Data supplied:
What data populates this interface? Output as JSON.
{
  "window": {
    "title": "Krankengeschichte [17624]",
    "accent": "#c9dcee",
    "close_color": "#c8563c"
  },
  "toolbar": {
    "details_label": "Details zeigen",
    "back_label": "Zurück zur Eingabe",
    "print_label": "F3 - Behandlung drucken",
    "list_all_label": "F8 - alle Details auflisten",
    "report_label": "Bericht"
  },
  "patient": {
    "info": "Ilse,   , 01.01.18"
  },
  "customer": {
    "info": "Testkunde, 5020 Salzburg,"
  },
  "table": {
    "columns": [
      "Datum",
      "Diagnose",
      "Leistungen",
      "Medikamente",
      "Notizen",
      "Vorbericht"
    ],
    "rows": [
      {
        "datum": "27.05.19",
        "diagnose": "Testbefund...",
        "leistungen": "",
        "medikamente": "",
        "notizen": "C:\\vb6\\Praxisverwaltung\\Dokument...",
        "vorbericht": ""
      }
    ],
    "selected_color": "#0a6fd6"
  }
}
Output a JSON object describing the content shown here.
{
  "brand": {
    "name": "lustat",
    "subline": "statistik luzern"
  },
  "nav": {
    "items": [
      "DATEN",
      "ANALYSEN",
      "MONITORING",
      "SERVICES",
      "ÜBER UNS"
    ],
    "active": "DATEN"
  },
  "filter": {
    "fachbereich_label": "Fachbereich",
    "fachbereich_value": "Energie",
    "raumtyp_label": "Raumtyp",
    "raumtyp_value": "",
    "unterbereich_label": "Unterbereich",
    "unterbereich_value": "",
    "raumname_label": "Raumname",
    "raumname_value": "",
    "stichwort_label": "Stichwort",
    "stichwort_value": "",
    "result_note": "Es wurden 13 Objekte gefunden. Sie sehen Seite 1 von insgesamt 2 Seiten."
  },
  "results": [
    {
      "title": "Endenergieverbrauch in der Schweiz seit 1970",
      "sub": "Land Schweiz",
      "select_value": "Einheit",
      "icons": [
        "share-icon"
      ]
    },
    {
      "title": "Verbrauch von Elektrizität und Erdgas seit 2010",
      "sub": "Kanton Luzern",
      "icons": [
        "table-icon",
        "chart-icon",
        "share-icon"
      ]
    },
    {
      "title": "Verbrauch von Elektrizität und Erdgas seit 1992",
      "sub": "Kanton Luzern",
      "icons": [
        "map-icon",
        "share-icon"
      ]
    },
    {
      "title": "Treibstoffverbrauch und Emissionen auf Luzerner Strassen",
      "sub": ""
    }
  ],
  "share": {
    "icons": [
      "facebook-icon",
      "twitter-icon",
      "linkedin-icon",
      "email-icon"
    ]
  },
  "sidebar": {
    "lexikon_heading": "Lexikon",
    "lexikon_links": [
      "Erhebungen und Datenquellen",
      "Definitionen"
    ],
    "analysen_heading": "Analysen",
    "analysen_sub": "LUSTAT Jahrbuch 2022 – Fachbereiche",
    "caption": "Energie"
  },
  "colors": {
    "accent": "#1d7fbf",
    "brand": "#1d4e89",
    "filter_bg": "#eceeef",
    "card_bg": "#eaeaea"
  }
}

Task prompt: Select and copy every line of the listing with the word "title".

Reply:
    "title": "Krankengeschichte [17624]",
      "title": "Endenergieverbrauch in der Schweiz seit 1970",
      "title": "Verbrauch von Elektrizität und Erdgas seit 2010",
      "title": "Verbrauch von Elektrizität und Erdgas seit 1992",
      "title": "Treibstoffverbrauch und Emissionen auf Luzerner Strassen",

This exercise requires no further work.